◆ **Data supplied**
(begin)

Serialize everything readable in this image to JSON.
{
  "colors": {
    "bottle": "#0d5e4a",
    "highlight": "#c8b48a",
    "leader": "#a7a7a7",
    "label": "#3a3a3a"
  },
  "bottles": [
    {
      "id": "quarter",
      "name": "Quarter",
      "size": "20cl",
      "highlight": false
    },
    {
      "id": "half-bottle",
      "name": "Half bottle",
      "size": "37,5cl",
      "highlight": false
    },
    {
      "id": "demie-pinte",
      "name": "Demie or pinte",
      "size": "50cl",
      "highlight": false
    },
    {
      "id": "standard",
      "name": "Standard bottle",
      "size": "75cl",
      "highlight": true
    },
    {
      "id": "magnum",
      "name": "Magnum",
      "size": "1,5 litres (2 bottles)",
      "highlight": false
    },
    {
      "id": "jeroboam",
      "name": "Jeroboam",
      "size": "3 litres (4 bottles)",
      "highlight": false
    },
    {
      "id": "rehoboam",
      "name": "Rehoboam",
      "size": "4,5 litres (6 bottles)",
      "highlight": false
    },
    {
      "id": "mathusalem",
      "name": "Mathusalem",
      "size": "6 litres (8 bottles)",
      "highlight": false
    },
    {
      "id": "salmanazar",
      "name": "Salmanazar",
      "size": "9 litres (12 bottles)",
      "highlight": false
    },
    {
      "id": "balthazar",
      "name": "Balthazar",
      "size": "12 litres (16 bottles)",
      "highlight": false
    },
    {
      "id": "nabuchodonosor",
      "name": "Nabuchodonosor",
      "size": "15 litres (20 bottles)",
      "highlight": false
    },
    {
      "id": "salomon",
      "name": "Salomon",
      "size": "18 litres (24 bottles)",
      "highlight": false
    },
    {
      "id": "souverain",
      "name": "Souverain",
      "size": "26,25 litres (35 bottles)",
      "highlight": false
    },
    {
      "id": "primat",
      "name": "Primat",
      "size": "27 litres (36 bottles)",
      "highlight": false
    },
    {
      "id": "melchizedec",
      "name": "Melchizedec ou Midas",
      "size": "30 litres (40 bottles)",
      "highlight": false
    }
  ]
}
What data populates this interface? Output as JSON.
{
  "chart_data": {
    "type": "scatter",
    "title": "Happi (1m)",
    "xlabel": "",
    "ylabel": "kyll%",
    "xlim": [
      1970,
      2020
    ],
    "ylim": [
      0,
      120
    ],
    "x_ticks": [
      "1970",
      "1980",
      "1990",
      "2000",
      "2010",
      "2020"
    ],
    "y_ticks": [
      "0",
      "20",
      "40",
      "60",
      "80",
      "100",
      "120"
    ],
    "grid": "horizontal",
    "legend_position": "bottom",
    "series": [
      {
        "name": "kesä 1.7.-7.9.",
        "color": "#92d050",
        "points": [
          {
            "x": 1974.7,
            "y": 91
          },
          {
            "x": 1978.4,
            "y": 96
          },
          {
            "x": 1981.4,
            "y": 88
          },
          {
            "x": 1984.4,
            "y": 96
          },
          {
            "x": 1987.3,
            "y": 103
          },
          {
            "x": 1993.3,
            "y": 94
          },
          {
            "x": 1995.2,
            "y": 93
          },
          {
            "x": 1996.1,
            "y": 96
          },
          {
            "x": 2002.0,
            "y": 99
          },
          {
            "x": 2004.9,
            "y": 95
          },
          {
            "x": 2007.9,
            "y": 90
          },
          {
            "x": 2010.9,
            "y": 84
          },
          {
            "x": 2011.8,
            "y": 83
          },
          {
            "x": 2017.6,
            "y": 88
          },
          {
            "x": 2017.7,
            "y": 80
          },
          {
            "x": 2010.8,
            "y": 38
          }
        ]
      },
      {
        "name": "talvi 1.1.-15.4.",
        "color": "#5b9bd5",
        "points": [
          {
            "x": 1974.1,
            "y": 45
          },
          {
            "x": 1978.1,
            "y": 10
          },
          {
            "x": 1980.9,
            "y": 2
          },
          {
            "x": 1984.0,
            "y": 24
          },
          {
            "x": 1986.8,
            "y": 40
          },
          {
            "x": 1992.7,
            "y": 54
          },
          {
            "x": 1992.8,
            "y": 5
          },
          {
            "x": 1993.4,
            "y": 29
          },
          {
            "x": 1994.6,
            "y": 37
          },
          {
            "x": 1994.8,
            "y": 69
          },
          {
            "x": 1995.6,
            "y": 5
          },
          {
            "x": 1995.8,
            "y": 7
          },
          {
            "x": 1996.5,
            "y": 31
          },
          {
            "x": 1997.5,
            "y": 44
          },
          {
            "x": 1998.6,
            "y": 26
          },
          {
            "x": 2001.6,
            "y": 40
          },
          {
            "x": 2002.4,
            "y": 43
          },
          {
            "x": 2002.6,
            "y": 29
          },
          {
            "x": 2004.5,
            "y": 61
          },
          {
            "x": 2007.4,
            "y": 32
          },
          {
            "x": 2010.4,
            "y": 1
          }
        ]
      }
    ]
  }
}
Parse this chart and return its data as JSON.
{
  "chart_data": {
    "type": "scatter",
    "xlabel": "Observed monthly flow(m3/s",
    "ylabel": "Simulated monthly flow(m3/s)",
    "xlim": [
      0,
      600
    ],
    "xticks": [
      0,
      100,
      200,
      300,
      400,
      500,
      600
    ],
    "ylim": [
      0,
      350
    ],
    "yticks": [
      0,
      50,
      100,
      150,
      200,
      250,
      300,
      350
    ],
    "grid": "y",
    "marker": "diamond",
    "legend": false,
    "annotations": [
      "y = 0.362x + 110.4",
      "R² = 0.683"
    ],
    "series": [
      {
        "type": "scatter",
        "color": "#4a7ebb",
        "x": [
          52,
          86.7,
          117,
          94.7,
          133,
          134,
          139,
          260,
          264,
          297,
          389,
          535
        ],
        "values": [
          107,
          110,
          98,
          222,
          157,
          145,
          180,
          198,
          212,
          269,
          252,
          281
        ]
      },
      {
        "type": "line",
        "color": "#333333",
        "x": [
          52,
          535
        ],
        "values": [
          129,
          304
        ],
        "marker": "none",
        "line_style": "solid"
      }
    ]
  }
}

(end)

◆ **Work required**
Each line that contains the word "bottles" counts toward the total; give only that total.

◆ **Response for this exercise**
12